* start Records for processing *

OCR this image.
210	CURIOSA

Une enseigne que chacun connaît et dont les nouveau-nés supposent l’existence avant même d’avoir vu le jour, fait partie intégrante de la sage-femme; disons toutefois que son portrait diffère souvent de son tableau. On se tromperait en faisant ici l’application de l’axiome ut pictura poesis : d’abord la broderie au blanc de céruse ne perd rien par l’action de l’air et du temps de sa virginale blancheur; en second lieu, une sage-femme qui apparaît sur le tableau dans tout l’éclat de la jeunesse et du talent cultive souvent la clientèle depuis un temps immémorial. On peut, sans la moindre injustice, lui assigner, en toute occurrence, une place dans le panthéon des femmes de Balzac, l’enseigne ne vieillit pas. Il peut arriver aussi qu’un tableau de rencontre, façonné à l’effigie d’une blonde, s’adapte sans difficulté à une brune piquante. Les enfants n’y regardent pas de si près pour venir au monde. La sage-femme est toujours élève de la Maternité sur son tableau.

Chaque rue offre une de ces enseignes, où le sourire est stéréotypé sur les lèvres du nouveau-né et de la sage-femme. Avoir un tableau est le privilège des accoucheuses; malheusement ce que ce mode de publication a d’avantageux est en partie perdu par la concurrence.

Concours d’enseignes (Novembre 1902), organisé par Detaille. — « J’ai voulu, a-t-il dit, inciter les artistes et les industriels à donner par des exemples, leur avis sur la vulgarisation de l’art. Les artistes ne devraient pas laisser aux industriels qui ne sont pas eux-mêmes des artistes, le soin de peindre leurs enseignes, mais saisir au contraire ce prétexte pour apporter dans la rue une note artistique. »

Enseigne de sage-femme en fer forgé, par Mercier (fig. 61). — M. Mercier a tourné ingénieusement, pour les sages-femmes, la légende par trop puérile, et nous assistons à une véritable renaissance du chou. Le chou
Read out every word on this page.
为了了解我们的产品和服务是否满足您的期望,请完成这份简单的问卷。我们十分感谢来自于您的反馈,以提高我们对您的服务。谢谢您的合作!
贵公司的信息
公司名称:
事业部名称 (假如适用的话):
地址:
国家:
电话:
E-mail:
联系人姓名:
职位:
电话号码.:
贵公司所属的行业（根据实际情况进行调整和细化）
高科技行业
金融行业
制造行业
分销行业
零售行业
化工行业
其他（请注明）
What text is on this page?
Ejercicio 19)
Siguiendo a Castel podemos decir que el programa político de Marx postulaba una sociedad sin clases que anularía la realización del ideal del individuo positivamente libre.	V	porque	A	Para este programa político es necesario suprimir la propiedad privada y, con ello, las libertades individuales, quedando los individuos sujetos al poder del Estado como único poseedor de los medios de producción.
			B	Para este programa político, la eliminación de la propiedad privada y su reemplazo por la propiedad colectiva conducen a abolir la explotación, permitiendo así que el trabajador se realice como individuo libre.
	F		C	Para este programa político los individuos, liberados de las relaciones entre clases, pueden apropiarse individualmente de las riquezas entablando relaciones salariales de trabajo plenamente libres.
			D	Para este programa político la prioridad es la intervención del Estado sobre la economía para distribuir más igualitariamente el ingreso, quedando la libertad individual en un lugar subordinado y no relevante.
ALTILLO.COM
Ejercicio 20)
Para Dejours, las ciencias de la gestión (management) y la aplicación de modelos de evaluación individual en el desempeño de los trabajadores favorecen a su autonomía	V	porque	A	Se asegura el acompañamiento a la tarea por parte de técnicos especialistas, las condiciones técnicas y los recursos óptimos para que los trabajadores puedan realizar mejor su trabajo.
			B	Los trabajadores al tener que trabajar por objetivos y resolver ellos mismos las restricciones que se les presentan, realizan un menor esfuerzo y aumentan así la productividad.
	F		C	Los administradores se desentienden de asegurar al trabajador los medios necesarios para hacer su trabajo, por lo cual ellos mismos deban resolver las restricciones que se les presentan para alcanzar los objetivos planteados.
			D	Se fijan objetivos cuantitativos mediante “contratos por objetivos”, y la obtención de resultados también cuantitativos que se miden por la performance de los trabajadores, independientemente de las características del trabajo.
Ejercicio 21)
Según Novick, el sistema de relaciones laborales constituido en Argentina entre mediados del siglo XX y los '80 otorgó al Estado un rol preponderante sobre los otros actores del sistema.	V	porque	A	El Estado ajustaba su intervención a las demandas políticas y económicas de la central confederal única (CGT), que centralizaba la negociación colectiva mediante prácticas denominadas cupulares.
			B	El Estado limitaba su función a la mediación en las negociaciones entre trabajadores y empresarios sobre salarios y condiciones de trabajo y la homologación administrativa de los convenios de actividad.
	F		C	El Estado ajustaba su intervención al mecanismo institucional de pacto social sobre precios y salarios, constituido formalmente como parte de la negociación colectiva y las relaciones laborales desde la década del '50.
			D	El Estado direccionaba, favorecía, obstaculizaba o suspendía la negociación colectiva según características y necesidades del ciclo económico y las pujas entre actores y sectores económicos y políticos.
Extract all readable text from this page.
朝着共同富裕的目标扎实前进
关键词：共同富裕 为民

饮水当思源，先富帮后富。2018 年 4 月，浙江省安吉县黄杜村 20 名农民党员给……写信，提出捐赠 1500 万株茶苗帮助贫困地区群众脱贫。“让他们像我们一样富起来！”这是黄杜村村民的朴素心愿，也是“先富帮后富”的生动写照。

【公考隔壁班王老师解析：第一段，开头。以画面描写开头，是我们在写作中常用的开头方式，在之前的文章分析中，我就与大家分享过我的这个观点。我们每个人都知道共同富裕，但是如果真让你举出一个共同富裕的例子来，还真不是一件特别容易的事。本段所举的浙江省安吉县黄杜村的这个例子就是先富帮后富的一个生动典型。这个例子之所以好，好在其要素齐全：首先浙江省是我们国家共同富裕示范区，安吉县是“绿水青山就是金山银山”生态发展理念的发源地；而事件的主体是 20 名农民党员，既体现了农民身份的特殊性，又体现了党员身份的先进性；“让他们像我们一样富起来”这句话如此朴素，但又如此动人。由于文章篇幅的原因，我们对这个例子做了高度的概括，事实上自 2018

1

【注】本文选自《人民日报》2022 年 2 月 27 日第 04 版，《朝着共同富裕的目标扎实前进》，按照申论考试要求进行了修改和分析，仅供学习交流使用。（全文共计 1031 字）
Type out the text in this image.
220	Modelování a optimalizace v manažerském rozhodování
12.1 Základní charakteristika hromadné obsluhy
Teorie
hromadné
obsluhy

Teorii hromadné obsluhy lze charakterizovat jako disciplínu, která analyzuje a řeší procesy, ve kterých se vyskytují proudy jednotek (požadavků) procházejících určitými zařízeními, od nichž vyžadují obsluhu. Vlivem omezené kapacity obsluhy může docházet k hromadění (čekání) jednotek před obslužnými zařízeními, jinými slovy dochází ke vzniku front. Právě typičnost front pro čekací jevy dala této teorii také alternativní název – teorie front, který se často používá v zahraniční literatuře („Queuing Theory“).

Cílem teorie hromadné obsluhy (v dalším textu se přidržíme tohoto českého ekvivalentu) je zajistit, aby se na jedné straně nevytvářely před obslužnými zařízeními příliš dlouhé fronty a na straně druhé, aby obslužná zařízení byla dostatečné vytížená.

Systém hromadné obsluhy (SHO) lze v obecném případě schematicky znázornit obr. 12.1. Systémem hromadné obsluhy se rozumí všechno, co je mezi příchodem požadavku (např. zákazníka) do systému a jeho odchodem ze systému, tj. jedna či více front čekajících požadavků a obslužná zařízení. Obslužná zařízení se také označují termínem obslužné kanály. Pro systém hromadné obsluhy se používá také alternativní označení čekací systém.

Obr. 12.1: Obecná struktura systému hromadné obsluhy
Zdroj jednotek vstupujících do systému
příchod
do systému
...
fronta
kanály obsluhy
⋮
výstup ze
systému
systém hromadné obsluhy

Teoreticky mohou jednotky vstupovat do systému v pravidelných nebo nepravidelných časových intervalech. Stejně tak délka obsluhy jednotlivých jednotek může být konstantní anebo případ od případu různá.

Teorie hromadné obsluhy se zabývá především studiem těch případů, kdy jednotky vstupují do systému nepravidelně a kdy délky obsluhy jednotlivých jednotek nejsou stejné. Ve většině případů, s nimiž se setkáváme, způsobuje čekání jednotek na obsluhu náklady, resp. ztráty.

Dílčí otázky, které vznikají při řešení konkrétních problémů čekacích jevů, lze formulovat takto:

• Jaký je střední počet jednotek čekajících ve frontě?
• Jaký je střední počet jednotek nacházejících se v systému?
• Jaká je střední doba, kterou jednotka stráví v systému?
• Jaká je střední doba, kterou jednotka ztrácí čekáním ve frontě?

* end Records for processing *

Exercise directions:
Say how many lines in the records hold the string "laborales", and say nothing else.

Complete output:
2